• [Directive]
In the data below, locate each line with the word "description" and list it.

• [Records provided]
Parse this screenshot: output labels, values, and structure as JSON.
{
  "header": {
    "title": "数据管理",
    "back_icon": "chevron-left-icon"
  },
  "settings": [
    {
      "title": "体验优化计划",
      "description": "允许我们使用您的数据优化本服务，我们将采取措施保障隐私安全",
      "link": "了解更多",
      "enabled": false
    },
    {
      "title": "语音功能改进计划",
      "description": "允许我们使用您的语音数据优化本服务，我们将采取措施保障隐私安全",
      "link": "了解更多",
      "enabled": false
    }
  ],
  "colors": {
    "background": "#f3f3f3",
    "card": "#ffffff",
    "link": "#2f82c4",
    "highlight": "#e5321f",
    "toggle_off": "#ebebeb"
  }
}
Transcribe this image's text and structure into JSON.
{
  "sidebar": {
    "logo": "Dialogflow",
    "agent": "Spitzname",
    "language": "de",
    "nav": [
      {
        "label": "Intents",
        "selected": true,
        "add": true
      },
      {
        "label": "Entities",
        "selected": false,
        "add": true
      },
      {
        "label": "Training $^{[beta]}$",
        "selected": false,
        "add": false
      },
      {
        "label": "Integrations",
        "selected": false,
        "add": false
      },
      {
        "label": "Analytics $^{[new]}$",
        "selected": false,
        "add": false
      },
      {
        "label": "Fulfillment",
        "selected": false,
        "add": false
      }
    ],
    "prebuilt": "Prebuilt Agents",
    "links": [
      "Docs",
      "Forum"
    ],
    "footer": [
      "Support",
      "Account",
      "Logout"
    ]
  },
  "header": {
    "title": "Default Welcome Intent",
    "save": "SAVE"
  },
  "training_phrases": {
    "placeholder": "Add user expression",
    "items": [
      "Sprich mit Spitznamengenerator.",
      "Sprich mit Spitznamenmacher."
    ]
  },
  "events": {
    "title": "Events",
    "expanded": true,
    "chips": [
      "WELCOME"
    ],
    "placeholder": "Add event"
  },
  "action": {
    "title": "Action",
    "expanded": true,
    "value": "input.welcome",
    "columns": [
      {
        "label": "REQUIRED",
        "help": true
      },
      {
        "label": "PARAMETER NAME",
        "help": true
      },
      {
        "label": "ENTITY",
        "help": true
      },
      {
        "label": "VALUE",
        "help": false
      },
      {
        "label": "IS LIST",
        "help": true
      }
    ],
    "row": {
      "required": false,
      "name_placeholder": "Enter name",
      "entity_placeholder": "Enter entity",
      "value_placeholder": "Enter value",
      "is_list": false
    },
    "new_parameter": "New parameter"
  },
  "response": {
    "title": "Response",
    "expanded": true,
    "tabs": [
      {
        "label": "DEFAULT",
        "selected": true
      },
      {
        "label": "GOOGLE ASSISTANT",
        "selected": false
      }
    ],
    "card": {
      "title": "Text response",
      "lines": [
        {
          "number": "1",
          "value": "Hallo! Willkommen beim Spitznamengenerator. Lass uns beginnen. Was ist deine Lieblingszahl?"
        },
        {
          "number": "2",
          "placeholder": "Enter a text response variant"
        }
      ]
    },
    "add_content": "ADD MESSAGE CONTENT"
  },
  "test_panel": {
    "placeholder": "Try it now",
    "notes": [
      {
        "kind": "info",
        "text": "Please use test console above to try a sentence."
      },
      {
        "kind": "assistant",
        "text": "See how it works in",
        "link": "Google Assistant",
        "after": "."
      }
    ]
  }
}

• [Result of this task]
      "description": "允许我们使用您的数据优化本服务，我们将采取措施保障隐私安全",
      "description": "允许我们使用您的语音数据优化本服务，我们将采取措施保障隐私安全",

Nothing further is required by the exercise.